Instructions to follow >> Return every line below as is, leaving out the pictures.

Provided information >>
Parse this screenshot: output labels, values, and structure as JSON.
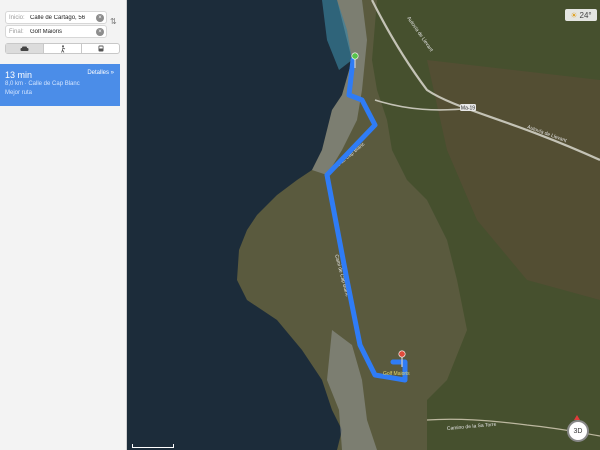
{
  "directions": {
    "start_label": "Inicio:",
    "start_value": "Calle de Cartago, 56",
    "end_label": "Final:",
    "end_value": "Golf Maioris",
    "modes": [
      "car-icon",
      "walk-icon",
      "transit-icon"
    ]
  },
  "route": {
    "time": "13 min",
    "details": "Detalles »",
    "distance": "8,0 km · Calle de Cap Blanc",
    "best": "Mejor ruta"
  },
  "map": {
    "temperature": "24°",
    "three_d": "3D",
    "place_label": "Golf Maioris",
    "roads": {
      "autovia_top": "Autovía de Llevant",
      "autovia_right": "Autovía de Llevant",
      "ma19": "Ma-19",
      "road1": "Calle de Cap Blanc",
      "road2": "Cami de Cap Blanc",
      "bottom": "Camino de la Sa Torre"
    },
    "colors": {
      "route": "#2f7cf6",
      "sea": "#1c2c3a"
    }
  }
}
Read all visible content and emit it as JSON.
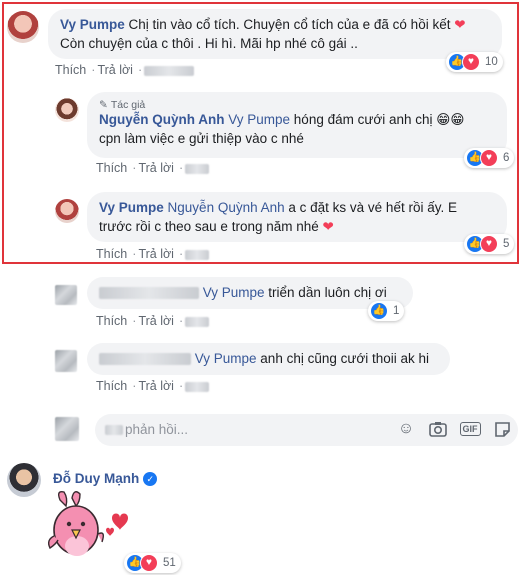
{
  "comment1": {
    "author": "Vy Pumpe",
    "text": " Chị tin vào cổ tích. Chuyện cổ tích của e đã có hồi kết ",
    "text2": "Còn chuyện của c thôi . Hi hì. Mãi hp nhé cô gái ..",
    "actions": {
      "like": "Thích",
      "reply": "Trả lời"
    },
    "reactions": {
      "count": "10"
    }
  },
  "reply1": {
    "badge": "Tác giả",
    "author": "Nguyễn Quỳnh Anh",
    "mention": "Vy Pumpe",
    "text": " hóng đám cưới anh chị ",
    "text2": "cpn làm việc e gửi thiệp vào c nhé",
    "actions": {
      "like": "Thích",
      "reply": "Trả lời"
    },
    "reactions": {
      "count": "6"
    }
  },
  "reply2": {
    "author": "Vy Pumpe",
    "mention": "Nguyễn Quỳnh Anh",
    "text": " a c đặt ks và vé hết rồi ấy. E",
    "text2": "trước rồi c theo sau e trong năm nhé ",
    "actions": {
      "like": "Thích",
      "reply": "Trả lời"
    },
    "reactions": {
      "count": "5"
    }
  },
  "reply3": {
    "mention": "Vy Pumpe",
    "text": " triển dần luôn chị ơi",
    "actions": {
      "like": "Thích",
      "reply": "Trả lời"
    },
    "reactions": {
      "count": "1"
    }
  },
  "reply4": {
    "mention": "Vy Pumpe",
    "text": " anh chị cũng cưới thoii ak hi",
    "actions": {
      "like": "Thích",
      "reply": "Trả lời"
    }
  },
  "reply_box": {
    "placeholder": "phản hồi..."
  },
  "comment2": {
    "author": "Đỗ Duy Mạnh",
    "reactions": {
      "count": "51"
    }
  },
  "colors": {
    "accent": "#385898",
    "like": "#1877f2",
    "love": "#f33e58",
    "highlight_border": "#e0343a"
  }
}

Problem solution >>
Parse this screenshot: output labels, values, and structure as JSON.
{
  "directions": {
    "start_label": "Inicio:",
    "start_value": "Calle de Cartago, 56",
    "end_label": "Final:",
    "end_value": "Golf Maioris",
    "modes": [
      "car-icon",
      "walk-icon",
      "transit-icon"
    ]
  },
  "route": {
    "time": "13 min",
    "details": "Detalles »",
    "distance": "8,0 km · Calle de Cap Blanc",
    "best": "Mejor ruta"
  },
  "map": {
    "temperature": "24°",
    "three_d": "3D",
    "place_label": "Golf Maioris",
    "roads": {
      "autovia_top": "Autovía de Llevant",
      "autovia_right": "Autovía de Llevant",
      "ma19": "Ma-19",
      "road1": "Calle de Cap Blanc",
      "road2": "Cami de Cap Blanc",
      "bottom": "Camino de la Sa Torre"
    },
    "colors": {
      "route": "#2f7cf6",
      "sea": "#1c2c3a"
    }
  }
}
Read all visible content and emit it as JSON.
{
  "comment1": {
    "author": "Vy Pumpe",
    "text": " Chị tin vào cổ tích. Chuyện cổ tích của e đã có hồi kết ",
    "text2": "Còn chuyện của c thôi . Hi hì. Mãi hp nhé cô gái ..",
    "actions": {
      "like": "Thích",
      "reply": "Trả lời"
    },
    "reactions": {
      "count": "10"
    }
  },
  "reply1": {
    "badge": "Tác giả",
    "author": "Nguyễn Quỳnh Anh",
    "mention": "Vy Pumpe",
    "text": " hóng đám cưới anh chị ",
    "text2": "cpn làm việc e gửi thiệp vào c nhé",
    "actions": {
      "like": "Thích",
      "reply": "Trả lời"
    },
    "reactions": {
      "count": "6"
    }
  },
  "reply2": {
    "author": "Vy Pumpe",
    "mention": "Nguyễn Quỳnh Anh",
    "text": " a c đặt ks và vé hết rồi ấy. E",
    "text2": "trước rồi c theo sau e trong năm nhé ",
    "actions": {
      "like": "Thích",
      "reply": "Trả lời"
    },
    "reactions": {
      "count": "5"
    }
  },
  "reply3": {
    "mention": "Vy Pumpe",
    "text": " triển dần luôn chị ơi",
    "actions": {
      "like": "Thích",
      "reply": "Trả lời"
    },
    "reactions": {
      "count": "1"
    }
  },
  "reply4": {
    "mention": "Vy Pumpe",
    "text": " anh chị cũng cưới thoii ak hi",
    "actions": {
      "like": "Thích",
      "reply": "Trả lời"
    }
  },
  "reply_box": {
    "placeholder": "phản hồi..."
  },
  "comment2": {
    "author": "Đỗ Duy Mạnh",
    "reactions": {
      "count": "51"
    }
  },
  "colors": {
    "accent": "#385898",
    "like": "#1877f2",
    "love": "#f33e58",
    "highlight_border": "#e0343a"
  }
}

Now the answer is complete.